# [WHAT YOU WILL DO]
Pick out each line below containing "ylabel".

-*-*-

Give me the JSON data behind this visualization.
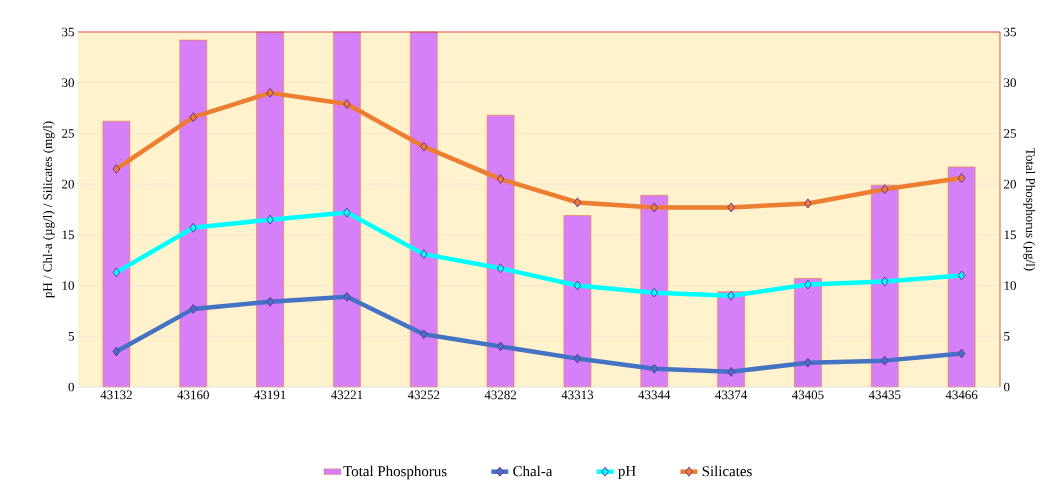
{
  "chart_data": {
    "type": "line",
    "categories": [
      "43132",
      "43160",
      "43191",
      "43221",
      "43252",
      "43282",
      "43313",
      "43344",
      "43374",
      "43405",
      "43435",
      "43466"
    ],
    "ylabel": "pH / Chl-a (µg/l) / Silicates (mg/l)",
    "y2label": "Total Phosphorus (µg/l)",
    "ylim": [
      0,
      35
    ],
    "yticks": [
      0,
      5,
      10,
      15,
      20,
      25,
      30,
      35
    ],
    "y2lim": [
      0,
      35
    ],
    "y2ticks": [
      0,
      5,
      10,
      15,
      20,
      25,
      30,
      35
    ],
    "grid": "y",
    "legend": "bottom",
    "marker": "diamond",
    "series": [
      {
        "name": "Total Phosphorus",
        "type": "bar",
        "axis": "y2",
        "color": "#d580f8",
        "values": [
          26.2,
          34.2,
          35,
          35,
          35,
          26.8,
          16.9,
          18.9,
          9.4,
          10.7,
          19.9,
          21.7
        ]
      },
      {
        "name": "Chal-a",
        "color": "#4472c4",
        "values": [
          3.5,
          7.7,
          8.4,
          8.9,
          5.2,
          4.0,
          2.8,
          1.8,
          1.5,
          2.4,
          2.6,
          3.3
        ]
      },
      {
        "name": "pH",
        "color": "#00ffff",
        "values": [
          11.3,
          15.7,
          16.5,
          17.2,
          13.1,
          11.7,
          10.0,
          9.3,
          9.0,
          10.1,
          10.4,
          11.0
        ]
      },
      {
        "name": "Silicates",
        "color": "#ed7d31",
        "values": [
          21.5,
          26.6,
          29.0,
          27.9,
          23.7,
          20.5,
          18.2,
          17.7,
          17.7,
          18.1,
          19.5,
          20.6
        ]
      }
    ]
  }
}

-*-*-

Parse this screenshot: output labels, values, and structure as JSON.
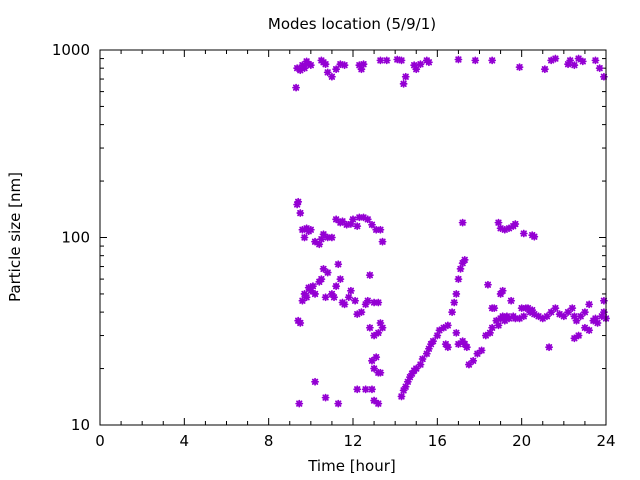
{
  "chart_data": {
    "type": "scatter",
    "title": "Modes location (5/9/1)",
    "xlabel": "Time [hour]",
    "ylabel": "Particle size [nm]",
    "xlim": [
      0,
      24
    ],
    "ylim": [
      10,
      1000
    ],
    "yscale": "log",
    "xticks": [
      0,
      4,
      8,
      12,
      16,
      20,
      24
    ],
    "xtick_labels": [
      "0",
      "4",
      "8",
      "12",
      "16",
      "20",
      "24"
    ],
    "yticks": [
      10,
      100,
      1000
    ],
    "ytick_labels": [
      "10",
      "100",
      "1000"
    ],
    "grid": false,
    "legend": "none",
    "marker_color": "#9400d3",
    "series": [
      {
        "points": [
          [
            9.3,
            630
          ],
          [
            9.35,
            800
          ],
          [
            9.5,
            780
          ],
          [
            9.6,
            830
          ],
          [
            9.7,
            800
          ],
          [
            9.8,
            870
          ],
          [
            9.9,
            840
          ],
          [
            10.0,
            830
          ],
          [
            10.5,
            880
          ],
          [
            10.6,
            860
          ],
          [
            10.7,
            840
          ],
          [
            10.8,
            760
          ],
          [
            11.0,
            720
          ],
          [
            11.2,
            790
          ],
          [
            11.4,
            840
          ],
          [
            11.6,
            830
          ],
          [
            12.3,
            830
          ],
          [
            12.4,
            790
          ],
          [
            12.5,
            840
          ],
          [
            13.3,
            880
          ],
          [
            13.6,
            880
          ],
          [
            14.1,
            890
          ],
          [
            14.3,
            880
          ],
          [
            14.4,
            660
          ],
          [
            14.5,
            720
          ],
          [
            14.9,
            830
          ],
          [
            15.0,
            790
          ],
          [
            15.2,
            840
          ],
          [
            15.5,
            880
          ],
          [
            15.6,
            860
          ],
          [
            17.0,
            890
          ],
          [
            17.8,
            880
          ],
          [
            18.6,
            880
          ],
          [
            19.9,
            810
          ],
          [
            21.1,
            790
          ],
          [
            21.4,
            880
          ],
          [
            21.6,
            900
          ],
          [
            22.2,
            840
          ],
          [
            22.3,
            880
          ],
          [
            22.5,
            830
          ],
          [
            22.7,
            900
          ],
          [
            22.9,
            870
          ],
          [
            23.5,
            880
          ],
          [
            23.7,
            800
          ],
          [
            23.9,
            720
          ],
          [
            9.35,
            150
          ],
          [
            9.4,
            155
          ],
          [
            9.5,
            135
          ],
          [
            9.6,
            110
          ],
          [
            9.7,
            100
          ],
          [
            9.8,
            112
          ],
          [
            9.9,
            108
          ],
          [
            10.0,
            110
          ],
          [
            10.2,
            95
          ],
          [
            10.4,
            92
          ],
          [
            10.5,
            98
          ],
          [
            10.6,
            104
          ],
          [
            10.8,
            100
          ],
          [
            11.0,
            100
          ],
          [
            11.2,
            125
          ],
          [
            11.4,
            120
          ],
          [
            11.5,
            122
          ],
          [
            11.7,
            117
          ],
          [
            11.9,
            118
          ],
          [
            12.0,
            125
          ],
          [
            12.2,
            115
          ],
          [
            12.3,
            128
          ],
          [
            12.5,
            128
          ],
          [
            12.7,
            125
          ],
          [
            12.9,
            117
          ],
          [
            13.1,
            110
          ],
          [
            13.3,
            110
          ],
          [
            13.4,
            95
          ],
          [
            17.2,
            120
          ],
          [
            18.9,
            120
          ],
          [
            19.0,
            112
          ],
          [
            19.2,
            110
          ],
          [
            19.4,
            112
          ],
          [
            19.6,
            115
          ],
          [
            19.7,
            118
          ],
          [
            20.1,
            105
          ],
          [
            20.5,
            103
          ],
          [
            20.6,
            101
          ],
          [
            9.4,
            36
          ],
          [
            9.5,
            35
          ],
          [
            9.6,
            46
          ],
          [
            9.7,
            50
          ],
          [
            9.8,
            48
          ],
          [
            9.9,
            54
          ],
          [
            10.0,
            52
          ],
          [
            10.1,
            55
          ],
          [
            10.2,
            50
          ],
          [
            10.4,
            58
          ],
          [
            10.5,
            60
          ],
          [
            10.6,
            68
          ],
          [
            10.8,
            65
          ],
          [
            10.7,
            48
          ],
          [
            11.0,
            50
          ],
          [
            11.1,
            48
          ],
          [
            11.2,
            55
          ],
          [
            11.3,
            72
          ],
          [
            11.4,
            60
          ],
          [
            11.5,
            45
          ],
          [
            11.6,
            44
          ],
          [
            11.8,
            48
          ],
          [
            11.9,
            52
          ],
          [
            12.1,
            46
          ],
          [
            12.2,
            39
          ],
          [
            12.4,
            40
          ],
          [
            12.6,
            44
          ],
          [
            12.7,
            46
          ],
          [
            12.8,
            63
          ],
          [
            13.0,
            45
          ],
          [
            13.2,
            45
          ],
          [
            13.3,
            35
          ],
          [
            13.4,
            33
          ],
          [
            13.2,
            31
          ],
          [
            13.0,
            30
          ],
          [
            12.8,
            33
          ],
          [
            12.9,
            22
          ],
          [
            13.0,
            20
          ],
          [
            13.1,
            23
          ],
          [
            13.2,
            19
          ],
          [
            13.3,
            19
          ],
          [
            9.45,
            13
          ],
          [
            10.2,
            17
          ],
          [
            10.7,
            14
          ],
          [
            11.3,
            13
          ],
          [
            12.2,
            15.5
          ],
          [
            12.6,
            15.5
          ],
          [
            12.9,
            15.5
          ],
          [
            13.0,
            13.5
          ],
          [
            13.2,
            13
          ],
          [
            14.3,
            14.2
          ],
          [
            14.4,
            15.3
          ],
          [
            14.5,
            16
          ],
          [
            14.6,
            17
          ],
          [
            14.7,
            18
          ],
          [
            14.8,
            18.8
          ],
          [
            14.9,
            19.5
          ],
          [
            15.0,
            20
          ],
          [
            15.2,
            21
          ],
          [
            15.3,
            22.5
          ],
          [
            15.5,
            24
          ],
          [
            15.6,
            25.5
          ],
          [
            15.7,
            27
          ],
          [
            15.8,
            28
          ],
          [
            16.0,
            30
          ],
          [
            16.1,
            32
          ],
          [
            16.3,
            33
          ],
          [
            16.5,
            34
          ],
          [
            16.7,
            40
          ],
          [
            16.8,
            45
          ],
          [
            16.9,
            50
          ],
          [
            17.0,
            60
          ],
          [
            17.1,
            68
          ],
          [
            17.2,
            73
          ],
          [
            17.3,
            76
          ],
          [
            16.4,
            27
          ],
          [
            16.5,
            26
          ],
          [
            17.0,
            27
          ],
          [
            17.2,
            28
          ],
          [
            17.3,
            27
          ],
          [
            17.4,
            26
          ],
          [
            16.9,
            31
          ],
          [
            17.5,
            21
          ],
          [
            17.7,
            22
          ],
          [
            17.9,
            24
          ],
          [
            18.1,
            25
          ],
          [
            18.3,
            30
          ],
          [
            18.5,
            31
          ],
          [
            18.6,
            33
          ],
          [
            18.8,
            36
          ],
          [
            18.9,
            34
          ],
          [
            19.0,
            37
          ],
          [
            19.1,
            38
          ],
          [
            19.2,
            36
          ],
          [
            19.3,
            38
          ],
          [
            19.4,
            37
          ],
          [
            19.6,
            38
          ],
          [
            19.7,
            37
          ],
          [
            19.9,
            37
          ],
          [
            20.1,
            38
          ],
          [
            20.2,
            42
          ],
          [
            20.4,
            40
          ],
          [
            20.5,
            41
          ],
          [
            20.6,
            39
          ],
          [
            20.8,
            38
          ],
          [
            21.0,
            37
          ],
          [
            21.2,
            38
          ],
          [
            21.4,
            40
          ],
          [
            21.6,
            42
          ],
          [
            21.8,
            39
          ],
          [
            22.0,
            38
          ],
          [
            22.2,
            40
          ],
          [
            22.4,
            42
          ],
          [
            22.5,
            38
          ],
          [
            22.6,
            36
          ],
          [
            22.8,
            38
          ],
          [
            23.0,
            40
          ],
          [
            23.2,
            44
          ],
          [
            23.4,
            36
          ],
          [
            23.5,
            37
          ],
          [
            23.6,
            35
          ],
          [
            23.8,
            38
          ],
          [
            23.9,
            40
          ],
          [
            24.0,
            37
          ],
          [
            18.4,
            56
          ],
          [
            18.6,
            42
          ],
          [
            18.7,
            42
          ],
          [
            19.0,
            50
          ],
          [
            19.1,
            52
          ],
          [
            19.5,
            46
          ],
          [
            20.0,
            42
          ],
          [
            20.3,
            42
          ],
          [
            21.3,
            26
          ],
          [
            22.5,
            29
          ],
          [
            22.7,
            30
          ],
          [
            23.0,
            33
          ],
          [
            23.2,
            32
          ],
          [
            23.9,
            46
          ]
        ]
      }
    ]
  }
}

-*-*-

# [OUTPUT FOR THIS EXERCISE]
    "ylabel": "pH / Chl-a (µg/l) / Silicates (mg/l)",
    "ylabel": "Particle size [nm]",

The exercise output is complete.